▽
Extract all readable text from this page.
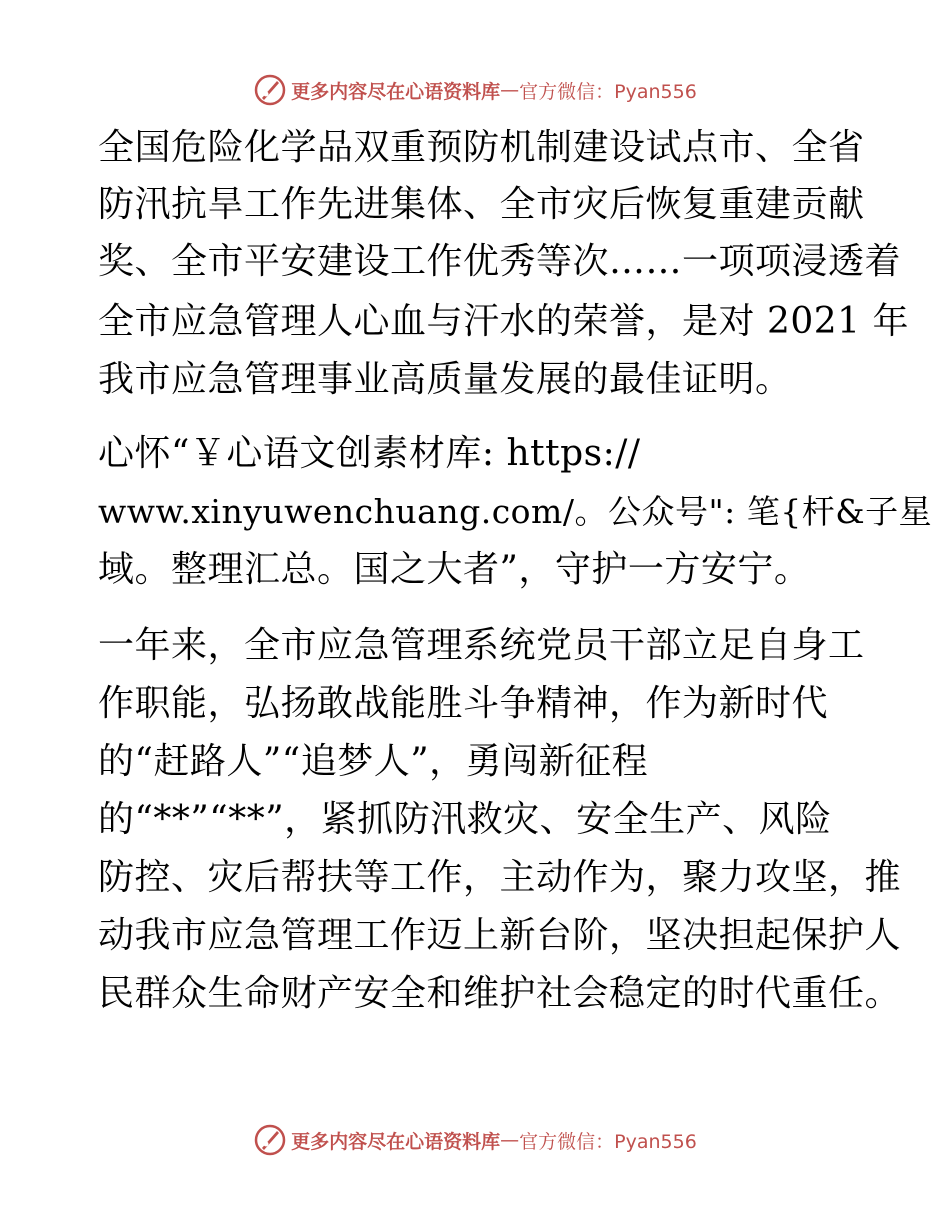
更多内容尽在心语资料库 — 官方微信：Pyan556
全国危险化学品双重预防机制建设试点市、全省
防汛抗旱工作先进集体、全市灾后恢复重建贡献
奖、全市平安建设工作优秀等次……一项项浸透着
全市应急管理人心血与汗水的荣誉，是对 2021 年
我市应急管理事业高质量发展的最佳证明。
心怀“￥心语文创素材库: https://
www.xinyuwenchuang.com/。公众号": 笔{杆&子星
域。整理汇总。国之大者”，守护一方安宁。
一年来，全市应急管理系统党员干部立足自身工
作职能，弘扬敢战能胜斗争精神，作为新时代
的“赶路人”“追梦人”，勇闯新征程
的“**”“**”，紧抓防汛救灾、安全生产、风险
防控、灾后帮扶等工作，主动作为，聚力攻坚，推
动我市应急管理工作迈上新台阶，坚决担起保护人
民群众生命财产安全和维护社会稳定的时代重任。
更多内容尽在心语资料库 — 官方微信：Pyan556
△
▶ [TASK REQUIREMENTS]:
Repeat the material above word for word and skip every image in it.

▶ [TASK SOLUTION]:
Extract all readable text from this page.
更多内容尽在心语资料库 — 官方微信：Pyan556
全国危险化学品双重预防机制建设试点市、全省
防汛抗旱工作先进集体、全市灾后恢复重建贡献
奖、全市平安建设工作优秀等次……一项项浸透着
全市应急管理人心血与汗水的荣誉，是对 2021 年
我市应急管理事业高质量发展的最佳证明。
心怀“￥心语文创素材库: https://
www.xinyuwenchuang.com/。公众号": 笔{杆&子星
域。整理汇总。国之大者”，守护一方安宁。
一年来，全市应急管理系统党员干部立足自身工
作职能，弘扬敢战能胜斗争精神，作为新时代
的“赶路人”“追梦人”，勇闯新征程
的“**”“**”，紧抓防汛救灾、安全生产、风险
防控、灾后帮扶等工作，主动作为，聚力攻坚，推
动我市应急管理工作迈上新台阶，坚决担起保护人
民群众生命财产安全和维护社会稳定的时代重任。
更多内容尽在心语资料库 — 官方微信：Pyan556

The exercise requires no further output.